• **PROBLEM TO SOLVE**
Copy everything in the listing below word for word, apart from any images.
##### RECORDS FOR THIS EXERCISE
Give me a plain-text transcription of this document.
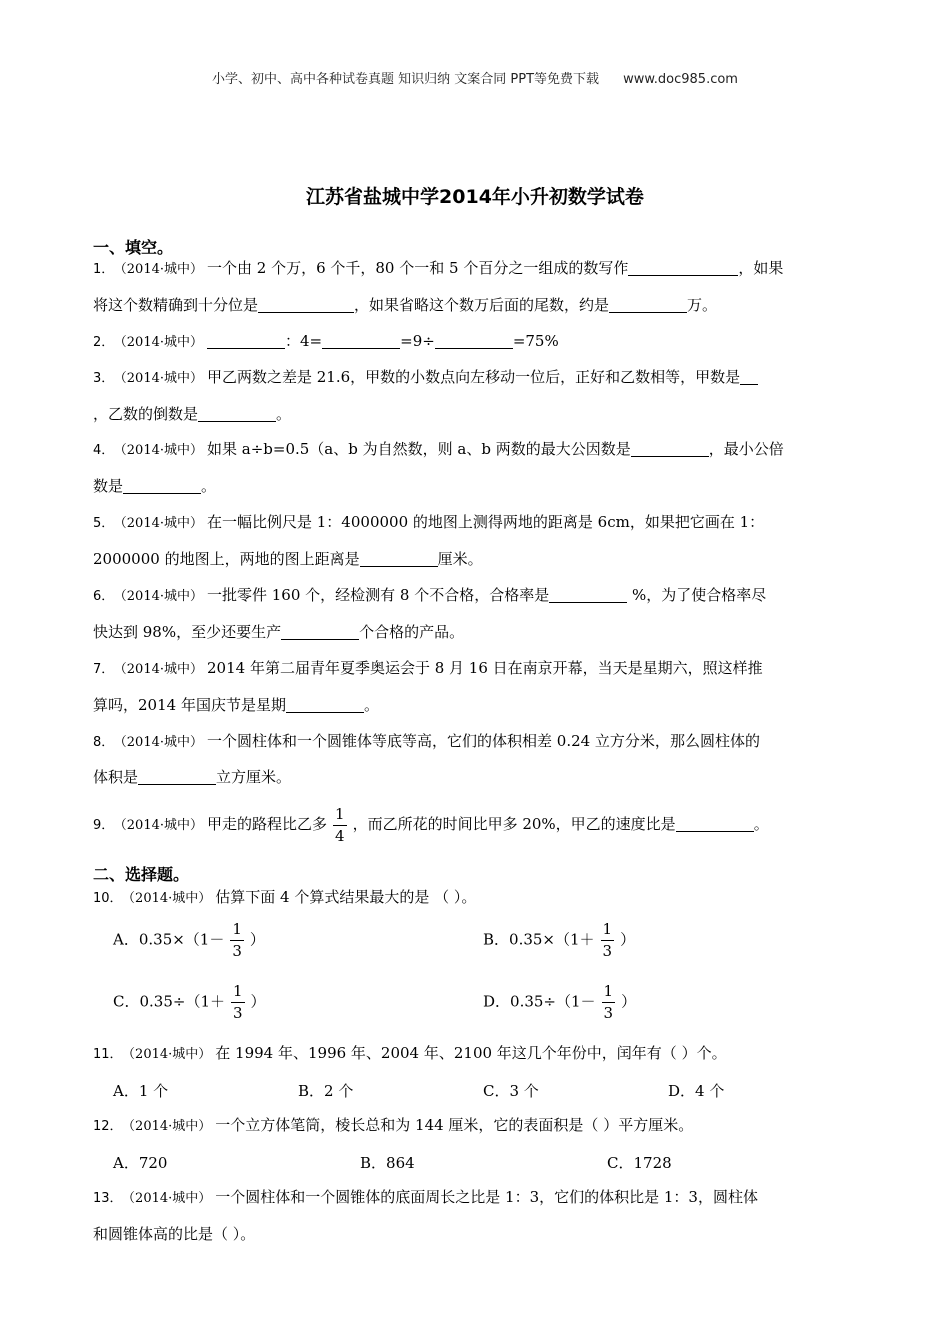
小学、初中、高中各种试卷真题 知识归纳 文案合同 PPT等免费下载 www.doc985.com
江苏省盐城中学2014年小升初数学试卷
一、填空。
1． （2014·城中） 一个由 2 个万，6 个千，80 个一和 5 个百分之一组成的数写作	，如果
将这个数精确到十分位是	，如果省略这个数万后面的尾数，约是	万。
2． （2014·城中）	：4=	=9÷	=75%
3． （2014·城中） 甲乙两数之差是 21.6，甲数的小数点向左移动一位后，正好和乙数相等，甲数是
，乙数的倒数是	。
4． （2014·城中） 如果 a÷b=0.5（a、b 为自然数，则 a、b 两数的最大公因数是	，最小公倍
数是	。
5． （2014·城中） 在一幅比例尺是 1：4000000 的地图上测得两地的距离是 6cm，如果把它画在 1：
2000000 的地图上，两地的图上距离是	厘米。
6． （2014·城中） 一批零件 160 个，经检测有 8 个不合格，合格率是	%，为了使合格率尽
快达到 98%，至少还要生产	个合格的产品。
7． （2014·城中） 2014 年第二届青年夏季奥运会于 8 月 16 日在南京开幕，当天是星期六，照这样推
算吗，2014 年国庆节是星期	。
8． （2014·城中） 一个圆柱体和一个圆锥体等底等高，它们的体积相差 0.24 立方分米，那么圆柱体的
体积是	立方厘米。
9． （2014·城中） 甲走的路程比乙多 $\frac{1}{4}$ ，而乙所花的时间比甲多 20%，甲乙的速度比是	。
二、选择题。
10． （2014·城中） 估算下面 4 个算式结果最大的是 （ ）。
A．$0.35\times(1- \frac{1}{3}$ ）	B．$0.35\times(1+ \frac{1}{3}$ ）
C．$0.35\div(1+ \frac{1}{3}$ ）	D．$0.35\div(1- \frac{1}{3}$ ）
11． （2014·城中） 在 1994 年、1996 年、2004 年、2100 年这几个年份中，闰年有（ ）个。
A．1 个	B．2 个	C．3 个	D．4 个
12． （2014·城中） 一个立方体笔筒，棱长总和为 144 厘米，它的表面积是（ ）平方厘米。
A．720	B．864	C．1728
13． （2014·城中） 一个圆柱体和一个圆锥体的底面周长之比是 1：3，它们的体积比是 1：3，圆柱体
和圆锥体高的比是（ ）。
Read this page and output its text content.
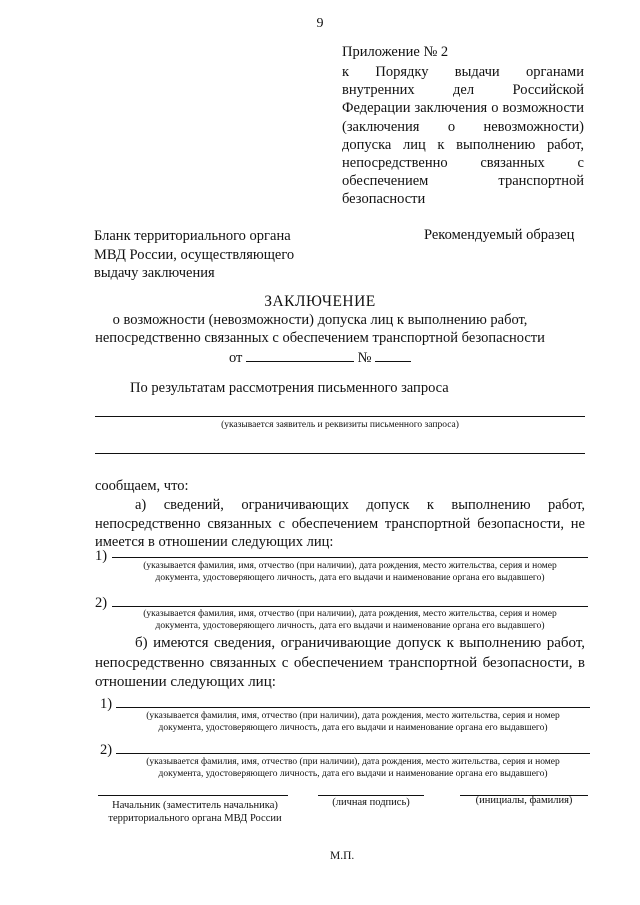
9
Приложение № 2
к Порядку выдачи органами внутренних дел Российской Федерации заключения о возможности (заключения о невозможности) допуска лиц к выполнению работ, непосредственно связанных с обеспечением транспортной безопасности
Бланк территориального органа
МВД России, осуществляющего
выдачу заключения
Рекомендуемый образец
ЗАКЛЮЧЕНИЕ
о возможности (невозможности) допуска лиц к выполнению работ,
непосредственно связанных с обеспечением транспортной безопасности
от	№
По результатам рассмотрения письменного запроса
(указывается заявитель и реквизиты письменного запроса)
сообщаем, что:
а) сведений, ограничивающих допуск к выполнению работ, непосредственно связанных с обеспечением транспортной безопасности, не имеется в отношении следующих лиц:
1)
(указывается фамилия, имя, отчество (при наличии), дата рождения, место жительства, серия и номер
документа, удостоверяющего личность, дата его выдачи и наименование органа его выдавшего)
2)
(указывается фамилия, имя, отчество (при наличии), дата рождения, место жительства, серия и номер
документа, удостоверяющего личность, дата его выдачи и наименование органа его выдавшего)
б) имеются сведения, ограничивающие допуск к выполнению работ, непосредственно связанных с обеспечением транспортной безопасности, в отношении следующих лиц:
1)
(указывается фамилия, имя, отчество (при наличии), дата рождения, место жительства, серия и номер
документа, удостоверяющего личность, дата его выдачи и наименование органа его выдавшего)
2)
(указывается фамилия, имя, отчество (при наличии), дата рождения, место жительства, серия и номер
документа, удостоверяющего личность, дата его выдачи и наименование органа его выдавшего)
Начальник (заместитель начальника)
территориального органа МВД России
(личная подпись)	(инициалы, фамилия)
М.П.
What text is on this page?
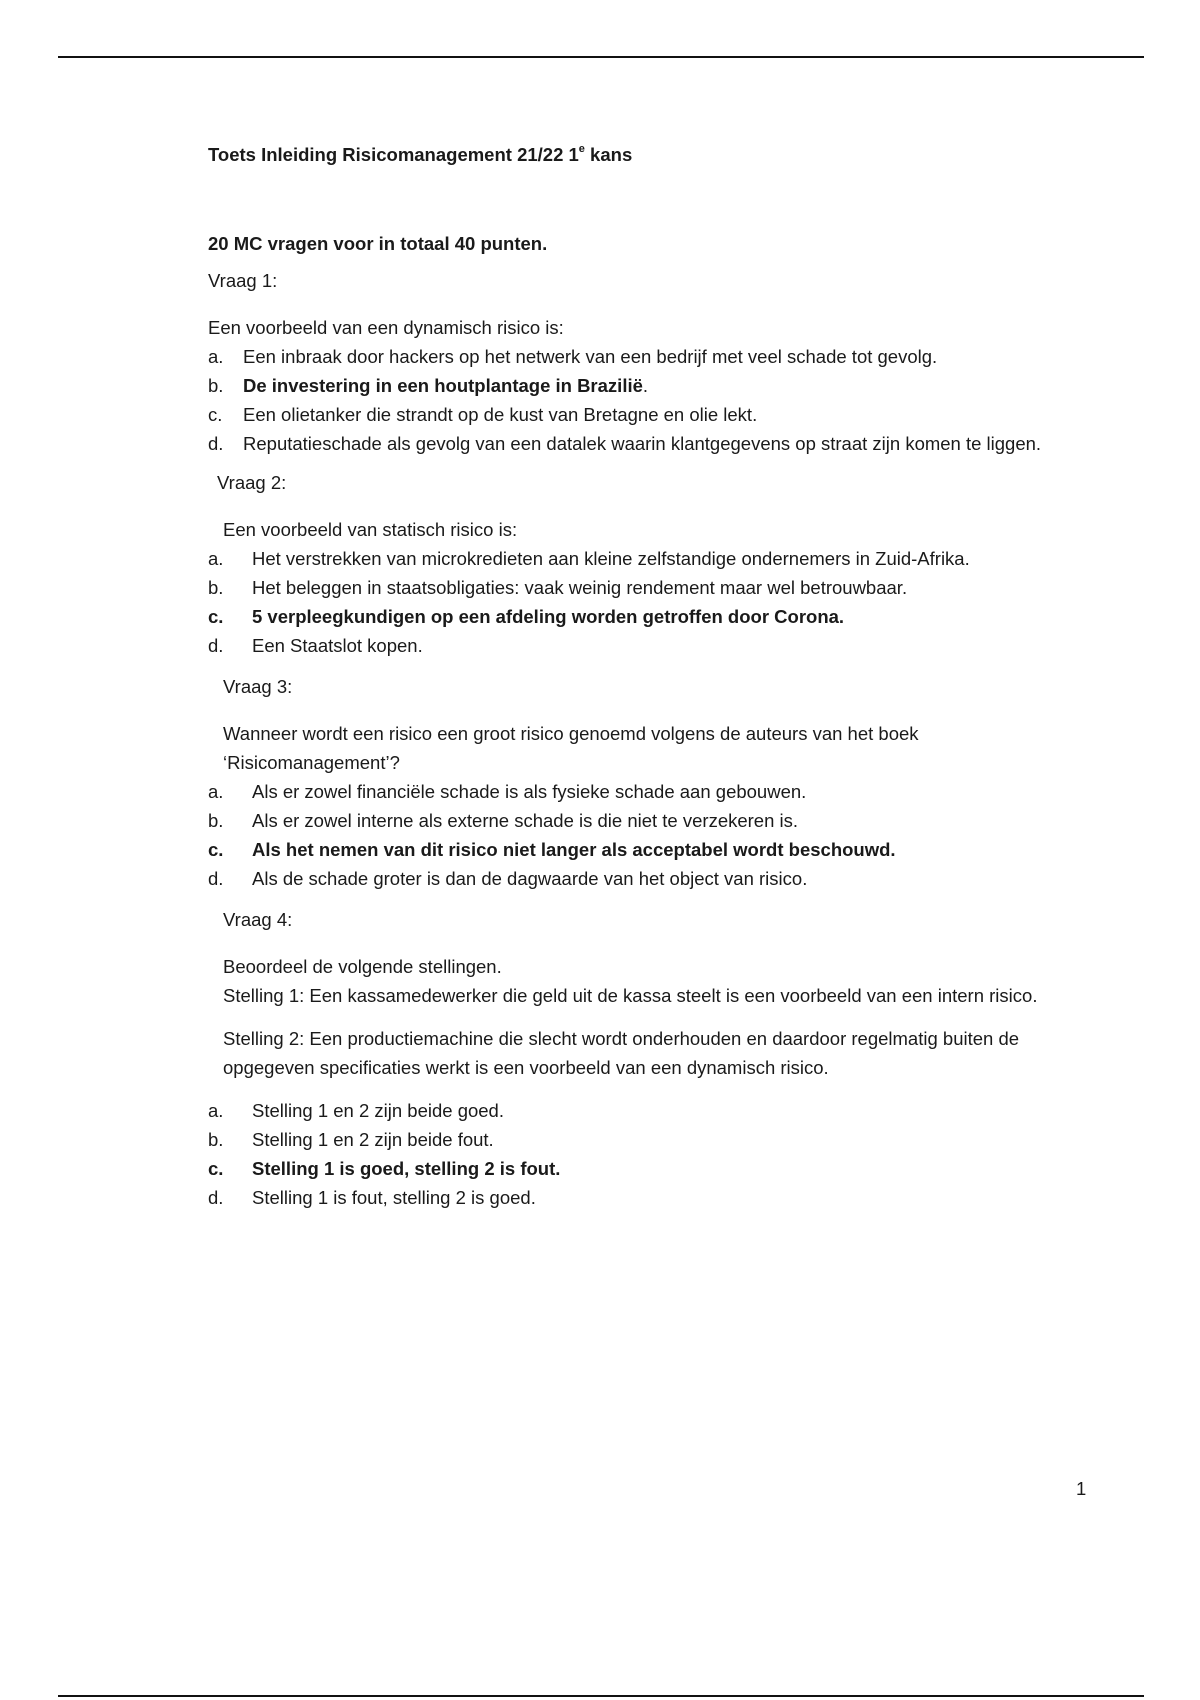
Toets Inleiding Risicomanagement 21/22 1e kans
20 MC vragen voor in totaal 40 punten.
Vraag 1:
Een voorbeeld van een dynamisch risico is:
a.	Een inbraak door hackers op het netwerk van een bedrijf met veel schade tot gevolg.
b.	De investering in een houtplantage in Brazilië.
c.	Een olietanker die strandt op de kust van Bretagne en olie lekt.
d.	Reputatieschade als gevolg van een datalek waarin klantgegevens op straat zijn komen te liggen.
Vraag 2:
Een voorbeeld van statisch risico is:
a.	Het verstrekken van microkredieten aan kleine zelfstandige ondernemers in Zuid-Afrika.
b.	Het beleggen in staatsobligaties: vaak weinig rendement maar wel betrouwbaar.
c.	5 verpleegkundigen op een afdeling worden getroffen door Corona.
d.	Een Staatslot kopen.
Vraag 3:
Wanneer wordt een risico een groot risico genoemd volgens de auteurs van het boek ‘Risicomanagement’?
a.	Als er zowel financiële schade is als fysieke schade aan gebouwen.
b.	Als er zowel interne als externe schade is die niet te verzekeren is.
c.	Als het nemen van dit risico niet langer als acceptabel wordt beschouwd.
d.	Als de schade groter is dan de dagwaarde van het object van risico.
Vraag 4:
Beoordeel de volgende stellingen.
Stelling 1: Een kassamedewerker die geld uit de kassa steelt is een voorbeeld van een intern risico.
Stelling 2: Een productiemachine die slecht wordt onderhouden en daardoor regelmatig buiten de opgegeven specificaties werkt is een voorbeeld van een dynamisch risico.
a.	Stelling 1 en 2 zijn beide goed.
b.	Stelling 1 en 2 zijn beide fout.
c.	Stelling 1 is goed, stelling 2 is fout.
d.	Stelling 1 is fout, stelling 2 is goed.
1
##########
• **RESULT FOR THIS TASK**
Give me a plain-text transcription of this document.
小学、初中、高中各种试卷真题 知识归纳 文案合同 PPT等免费下载 www.doc985.com
江苏省盐城中学2014年小升初数学试卷
一、填空。
1． （2014·城中） 一个由 2 个万，6 个千，80 个一和 5 个百分之一组成的数写作	，如果
将这个数精确到十分位是	，如果省略这个数万后面的尾数，约是	万。
2． （2014·城中）	：4=	=9÷	=75%
3． （2014·城中） 甲乙两数之差是 21.6，甲数的小数点向左移动一位后，正好和乙数相等，甲数是
，乙数的倒数是	。
4． （2014·城中） 如果 a÷b=0.5（a、b 为自然数，则 a、b 两数的最大公因数是	，最小公倍
数是	。
5． （2014·城中） 在一幅比例尺是 1：4000000 的地图上测得两地的距离是 6cm，如果把它画在 1：
2000000 的地图上，两地的图上距离是	厘米。
6． （2014·城中） 一批零件 160 个，经检测有 8 个不合格，合格率是	%，为了使合格率尽
快达到 98%，至少还要生产	个合格的产品。
7． （2014·城中） 2014 年第二届青年夏季奥运会于 8 月 16 日在南京开幕，当天是星期六，照这样推
算吗，2014 年国庆节是星期	。
8． （2014·城中） 一个圆柱体和一个圆锥体等底等高，它们的体积相差 0.24 立方分米，那么圆柱体的
体积是	立方厘米。
9． （2014·城中） 甲走的路程比乙多 $\frac{1}{4}$ ，而乙所花的时间比甲多 20%，甲乙的速度比是	。
二、选择题。
10． （2014·城中） 估算下面 4 个算式结果最大的是 （ ）。
A．$0.35\times(1- \frac{1}{3}$ ）	B．$0.35\times(1+ \frac{1}{3}$ ）
C．$0.35\div(1+ \frac{1}{3}$ ）	D．$0.35\div(1- \frac{1}{3}$ ）
11． （2014·城中） 在 1994 年、1996 年、2004 年、2100 年这几个年份中，闰年有（ ）个。
A．1 个	B．2 个	C．3 个	D．4 个
12． （2014·城中） 一个立方体笔筒，棱长总和为 144 厘米，它的表面积是（ ）平方厘米。
A．720	B．864	C．1728
13． （2014·城中） 一个圆柱体和一个圆锥体的底面周长之比是 1：3，它们的体积比是 1：3，圆柱体
和圆锥体高的比是（ ）。
Read this page and output its text content.
9
Приложение № 2
к Порядку выдачи органами внутренних дел Российской Федерации заключения о возможности (заключения о невозможности) допуска лиц к выполнению работ, непосредственно связанных с обеспечением транспортной безопасности
Бланк территориального органа
МВД России, осуществляющего
выдачу заключения
Рекомендуемый образец
ЗАКЛЮЧЕНИЕ
о возможности (невозможности) допуска лиц к выполнению работ,
непосредственно связанных с обеспечением транспортной безопасности
от	№
По результатам рассмотрения письменного запроса
(указывается заявитель и реквизиты письменного запроса)
сообщаем, что:
а) сведений, ограничивающих допуск к выполнению работ, непосредственно связанных с обеспечением транспортной безопасности, не имеется в отношении следующих лиц:
1)
(указывается фамилия, имя, отчество (при наличии), дата рождения, место жительства, серия и номер
документа, удостоверяющего личность, дата его выдачи и наименование органа его выдавшего)
2)
(указывается фамилия, имя, отчество (при наличии), дата рождения, место жительства, серия и номер
документа, удостоверяющего личность, дата его выдачи и наименование органа его выдавшего)
б) имеются сведения, ограничивающие допуск к выполнению работ, непосредственно связанных с обеспечением транспортной безопасности, в отношении следующих лиц:
1)
(указывается фамилия, имя, отчество (при наличии), дата рождения, место жительства, серия и номер
документа, удостоверяющего личность, дата его выдачи и наименование органа его выдавшего)
2)
(указывается фамилия, имя, отчество (при наличии), дата рождения, место жительства, серия и номер
документа, удостоверяющего личность, дата его выдачи и наименование органа его выдавшего)
Начальник (заместитель начальника)
территориального органа МВД России
(личная подпись)	(инициалы, фамилия)
М.П.
What text is on this page?
Toets Inleiding Risicomanagement 21/22 1e kans
20 MC vragen voor in totaal 40 punten.
Vraag 1:
Een voorbeeld van een dynamisch risico is:
a.	Een inbraak door hackers op het netwerk van een bedrijf met veel schade tot gevolg.
b.	De investering in een houtplantage in Brazilië.
c.	Een olietanker die strandt op de kust van Bretagne en olie lekt.
d.	Reputatieschade als gevolg van een datalek waarin klantgegevens op straat zijn komen te liggen.
Vraag 2:
Een voorbeeld van statisch risico is:
a.	Het verstrekken van microkredieten aan kleine zelfstandige ondernemers in Zuid-Afrika.
b.	Het beleggen in staatsobligaties: vaak weinig rendement maar wel betrouwbaar.
c.	5 verpleegkundigen op een afdeling worden getroffen door Corona.
d.	Een Staatslot kopen.
Vraag 3:
Wanneer wordt een risico een groot risico genoemd volgens de auteurs van het boek ‘Risicomanagement’?
a.	Als er zowel financiële schade is als fysieke schade aan gebouwen.
b.	Als er zowel interne als externe schade is die niet te verzekeren is.
c.	Als het nemen van dit risico niet langer als acceptabel wordt beschouwd.
d.	Als de schade groter is dan de dagwaarde van het object van risico.
Vraag 4:
Beoordeel de volgende stellingen.
Stelling 1: Een kassamedewerker die geld uit de kassa steelt is een voorbeeld van een intern risico.
Stelling 2: Een productiemachine die slecht wordt onderhouden en daardoor regelmatig buiten de opgegeven specificaties werkt is een voorbeeld van een dynamisch risico.
a.	Stelling 1 en 2 zijn beide goed.
b.	Stelling 1 en 2 zijn beide fout.
c.	Stelling 1 is goed, stelling 2 is fout.
d.	Stelling 1 is fout, stelling 2 is goed.
1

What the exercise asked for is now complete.